Dataset entries
-----

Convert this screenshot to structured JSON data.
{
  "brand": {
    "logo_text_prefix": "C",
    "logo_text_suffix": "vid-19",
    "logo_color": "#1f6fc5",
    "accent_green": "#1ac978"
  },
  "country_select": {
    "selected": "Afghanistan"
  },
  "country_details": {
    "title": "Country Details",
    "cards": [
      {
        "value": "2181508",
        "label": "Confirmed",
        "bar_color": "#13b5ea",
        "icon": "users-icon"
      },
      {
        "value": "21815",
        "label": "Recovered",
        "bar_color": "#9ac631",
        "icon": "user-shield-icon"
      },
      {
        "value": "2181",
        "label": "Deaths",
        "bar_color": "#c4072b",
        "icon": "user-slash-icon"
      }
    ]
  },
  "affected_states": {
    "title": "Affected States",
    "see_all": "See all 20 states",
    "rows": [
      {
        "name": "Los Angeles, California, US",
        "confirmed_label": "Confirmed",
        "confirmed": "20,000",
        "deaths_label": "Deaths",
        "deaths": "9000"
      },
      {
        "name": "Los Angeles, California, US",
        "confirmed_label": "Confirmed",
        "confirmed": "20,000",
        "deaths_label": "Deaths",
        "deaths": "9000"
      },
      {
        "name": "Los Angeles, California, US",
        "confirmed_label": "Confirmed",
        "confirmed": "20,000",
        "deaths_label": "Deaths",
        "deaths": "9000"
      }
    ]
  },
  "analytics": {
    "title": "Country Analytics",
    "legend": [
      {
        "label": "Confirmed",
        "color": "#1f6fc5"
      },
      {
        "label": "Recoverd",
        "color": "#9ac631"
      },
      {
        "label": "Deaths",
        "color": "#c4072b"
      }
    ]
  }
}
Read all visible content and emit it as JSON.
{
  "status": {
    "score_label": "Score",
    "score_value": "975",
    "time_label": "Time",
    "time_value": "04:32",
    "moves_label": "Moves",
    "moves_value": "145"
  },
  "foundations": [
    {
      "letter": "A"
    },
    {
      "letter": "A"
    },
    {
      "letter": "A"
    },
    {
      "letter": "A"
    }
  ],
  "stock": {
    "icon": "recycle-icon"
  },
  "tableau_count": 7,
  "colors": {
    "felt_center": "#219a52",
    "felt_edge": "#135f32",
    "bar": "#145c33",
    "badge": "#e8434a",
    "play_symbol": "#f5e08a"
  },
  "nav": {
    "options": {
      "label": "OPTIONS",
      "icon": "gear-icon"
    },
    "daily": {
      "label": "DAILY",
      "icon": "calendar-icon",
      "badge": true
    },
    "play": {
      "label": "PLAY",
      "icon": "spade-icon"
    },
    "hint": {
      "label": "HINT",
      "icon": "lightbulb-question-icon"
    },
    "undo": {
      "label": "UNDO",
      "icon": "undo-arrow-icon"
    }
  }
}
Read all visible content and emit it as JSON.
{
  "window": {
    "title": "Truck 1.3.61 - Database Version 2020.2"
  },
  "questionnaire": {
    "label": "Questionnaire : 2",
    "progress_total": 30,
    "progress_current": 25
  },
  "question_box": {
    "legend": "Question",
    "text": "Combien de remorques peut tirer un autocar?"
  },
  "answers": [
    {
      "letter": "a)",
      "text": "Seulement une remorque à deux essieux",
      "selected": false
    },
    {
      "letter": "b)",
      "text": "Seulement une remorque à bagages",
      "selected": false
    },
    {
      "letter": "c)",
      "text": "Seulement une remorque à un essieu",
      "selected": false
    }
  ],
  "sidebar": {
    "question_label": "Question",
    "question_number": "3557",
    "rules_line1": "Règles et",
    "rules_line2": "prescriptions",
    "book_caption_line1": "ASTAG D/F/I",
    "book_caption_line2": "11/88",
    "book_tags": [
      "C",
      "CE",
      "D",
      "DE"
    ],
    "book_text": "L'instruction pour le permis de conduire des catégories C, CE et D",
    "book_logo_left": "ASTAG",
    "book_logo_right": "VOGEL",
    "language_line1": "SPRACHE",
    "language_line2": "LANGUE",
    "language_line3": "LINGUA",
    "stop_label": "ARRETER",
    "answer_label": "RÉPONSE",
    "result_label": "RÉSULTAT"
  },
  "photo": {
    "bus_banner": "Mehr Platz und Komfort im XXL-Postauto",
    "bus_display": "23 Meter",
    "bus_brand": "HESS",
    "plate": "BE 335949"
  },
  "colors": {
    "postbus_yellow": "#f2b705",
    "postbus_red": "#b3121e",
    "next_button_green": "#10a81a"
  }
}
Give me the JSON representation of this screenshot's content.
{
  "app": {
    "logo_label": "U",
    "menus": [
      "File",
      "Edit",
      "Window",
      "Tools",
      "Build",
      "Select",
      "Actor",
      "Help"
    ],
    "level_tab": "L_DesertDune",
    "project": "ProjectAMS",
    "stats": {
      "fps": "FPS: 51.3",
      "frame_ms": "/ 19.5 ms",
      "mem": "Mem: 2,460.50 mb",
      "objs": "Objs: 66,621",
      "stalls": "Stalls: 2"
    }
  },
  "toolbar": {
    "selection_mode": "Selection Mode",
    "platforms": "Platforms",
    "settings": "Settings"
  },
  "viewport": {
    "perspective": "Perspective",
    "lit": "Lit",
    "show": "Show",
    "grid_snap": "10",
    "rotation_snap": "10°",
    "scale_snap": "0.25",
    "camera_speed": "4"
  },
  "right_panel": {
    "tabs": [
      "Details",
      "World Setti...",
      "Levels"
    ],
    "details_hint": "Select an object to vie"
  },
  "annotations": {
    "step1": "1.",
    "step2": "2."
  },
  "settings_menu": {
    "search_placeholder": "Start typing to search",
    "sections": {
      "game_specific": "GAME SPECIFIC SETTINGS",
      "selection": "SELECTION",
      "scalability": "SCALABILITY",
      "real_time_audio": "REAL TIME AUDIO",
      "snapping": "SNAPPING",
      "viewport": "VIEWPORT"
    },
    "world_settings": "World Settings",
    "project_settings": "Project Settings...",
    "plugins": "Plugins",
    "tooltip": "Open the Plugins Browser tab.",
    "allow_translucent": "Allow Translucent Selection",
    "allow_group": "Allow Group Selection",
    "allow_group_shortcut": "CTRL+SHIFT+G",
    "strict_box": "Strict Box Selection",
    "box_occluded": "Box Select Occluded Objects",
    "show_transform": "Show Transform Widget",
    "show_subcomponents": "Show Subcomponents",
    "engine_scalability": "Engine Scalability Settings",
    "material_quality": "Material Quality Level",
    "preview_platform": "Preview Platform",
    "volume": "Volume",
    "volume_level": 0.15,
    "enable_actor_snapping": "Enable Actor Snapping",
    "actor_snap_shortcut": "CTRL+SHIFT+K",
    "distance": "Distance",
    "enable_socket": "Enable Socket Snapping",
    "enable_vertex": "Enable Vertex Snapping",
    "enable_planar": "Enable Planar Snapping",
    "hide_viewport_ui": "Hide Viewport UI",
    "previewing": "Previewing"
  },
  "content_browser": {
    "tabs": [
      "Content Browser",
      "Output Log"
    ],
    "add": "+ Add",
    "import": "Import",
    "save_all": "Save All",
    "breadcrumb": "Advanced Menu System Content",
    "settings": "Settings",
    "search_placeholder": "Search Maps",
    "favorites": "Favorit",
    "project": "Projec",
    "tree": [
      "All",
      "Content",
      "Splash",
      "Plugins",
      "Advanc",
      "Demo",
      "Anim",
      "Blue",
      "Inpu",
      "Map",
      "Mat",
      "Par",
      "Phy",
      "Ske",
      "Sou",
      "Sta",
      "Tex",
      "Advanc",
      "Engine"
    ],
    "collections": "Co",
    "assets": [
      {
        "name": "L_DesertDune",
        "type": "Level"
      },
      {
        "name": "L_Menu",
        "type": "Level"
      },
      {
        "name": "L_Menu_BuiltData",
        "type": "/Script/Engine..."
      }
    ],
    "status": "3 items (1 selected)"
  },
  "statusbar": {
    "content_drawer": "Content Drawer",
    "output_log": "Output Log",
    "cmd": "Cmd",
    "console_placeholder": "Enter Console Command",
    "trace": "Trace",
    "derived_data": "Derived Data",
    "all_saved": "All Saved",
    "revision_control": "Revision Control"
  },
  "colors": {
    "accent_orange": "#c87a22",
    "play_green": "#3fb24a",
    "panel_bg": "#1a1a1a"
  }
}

-----

* _Stated task_
Pull every line holding "World" out of the records.

* _Output_
      "World Setti...",
    "world_settings": "World Settings",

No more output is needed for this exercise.